Scan the listing below. Report each line that includes "challenges".

— Start Data to process —

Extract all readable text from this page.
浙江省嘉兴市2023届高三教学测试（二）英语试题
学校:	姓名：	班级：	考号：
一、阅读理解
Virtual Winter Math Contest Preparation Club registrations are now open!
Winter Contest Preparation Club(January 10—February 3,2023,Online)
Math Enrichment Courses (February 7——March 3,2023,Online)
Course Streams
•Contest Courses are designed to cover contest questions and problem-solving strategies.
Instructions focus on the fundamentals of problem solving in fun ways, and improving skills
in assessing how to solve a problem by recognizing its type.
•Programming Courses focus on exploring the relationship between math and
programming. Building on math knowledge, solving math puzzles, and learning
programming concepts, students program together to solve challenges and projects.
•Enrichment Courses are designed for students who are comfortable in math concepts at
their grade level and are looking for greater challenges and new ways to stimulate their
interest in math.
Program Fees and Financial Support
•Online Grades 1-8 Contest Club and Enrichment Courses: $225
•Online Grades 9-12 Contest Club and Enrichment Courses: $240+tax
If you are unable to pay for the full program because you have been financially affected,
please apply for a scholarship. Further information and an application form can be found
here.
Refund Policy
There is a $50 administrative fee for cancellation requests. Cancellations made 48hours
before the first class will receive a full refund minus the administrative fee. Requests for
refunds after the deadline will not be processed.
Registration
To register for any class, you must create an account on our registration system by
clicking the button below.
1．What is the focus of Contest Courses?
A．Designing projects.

— End Data to process —
— Start Data to process —

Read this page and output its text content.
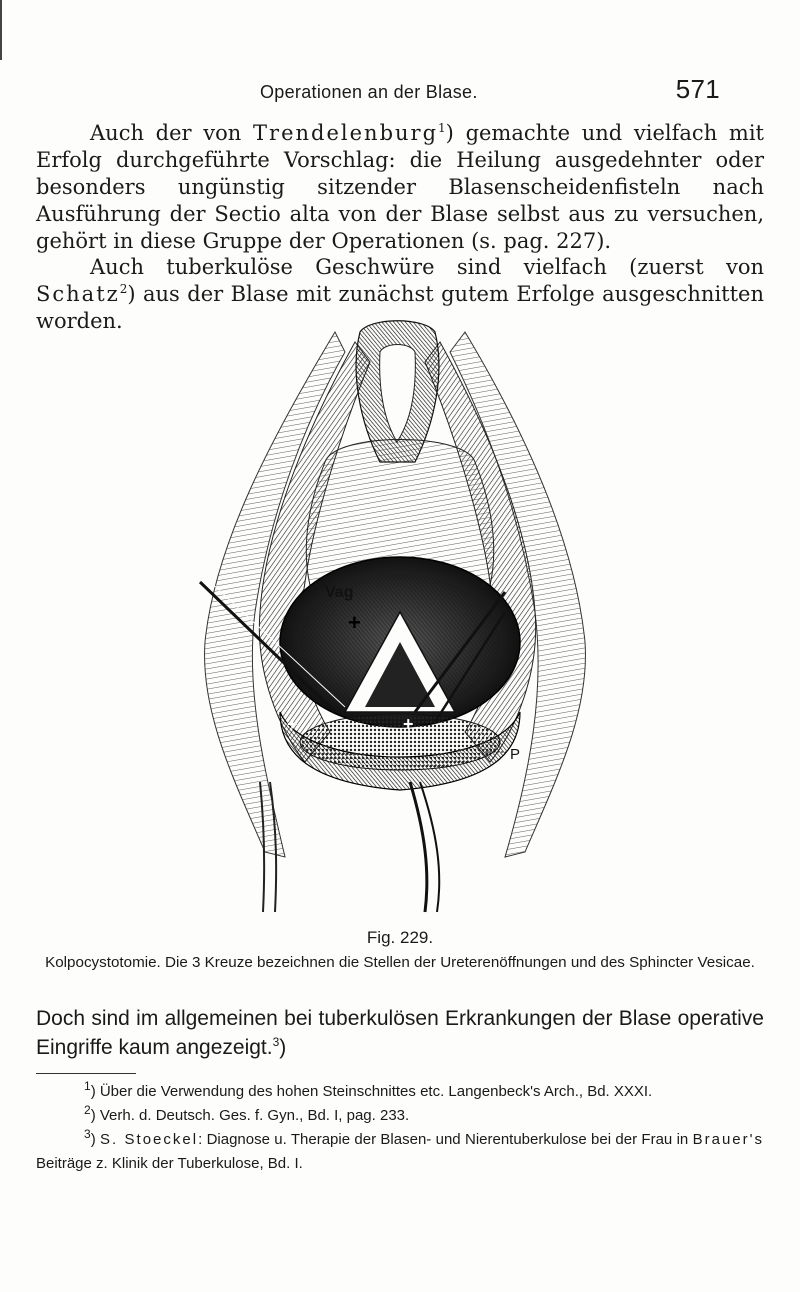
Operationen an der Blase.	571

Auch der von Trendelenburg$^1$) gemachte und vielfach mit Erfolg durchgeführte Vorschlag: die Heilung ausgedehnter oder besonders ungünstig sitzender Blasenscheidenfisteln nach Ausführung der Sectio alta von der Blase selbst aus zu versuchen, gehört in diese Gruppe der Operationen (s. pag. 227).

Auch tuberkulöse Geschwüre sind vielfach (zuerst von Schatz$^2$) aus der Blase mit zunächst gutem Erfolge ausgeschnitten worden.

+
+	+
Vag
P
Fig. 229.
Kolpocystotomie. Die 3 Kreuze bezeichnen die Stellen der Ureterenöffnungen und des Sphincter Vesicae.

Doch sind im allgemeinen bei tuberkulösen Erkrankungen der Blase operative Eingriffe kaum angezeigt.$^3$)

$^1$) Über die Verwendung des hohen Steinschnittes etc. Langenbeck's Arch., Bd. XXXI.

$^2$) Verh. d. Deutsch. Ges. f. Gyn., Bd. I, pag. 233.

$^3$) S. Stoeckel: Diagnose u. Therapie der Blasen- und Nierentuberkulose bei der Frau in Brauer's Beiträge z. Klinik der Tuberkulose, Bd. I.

— End Data to process —

◆ The answer:
programming concepts, students program together to solve challenges and projects.
their grade level and are looking for greater challenges and new ways to stimulate their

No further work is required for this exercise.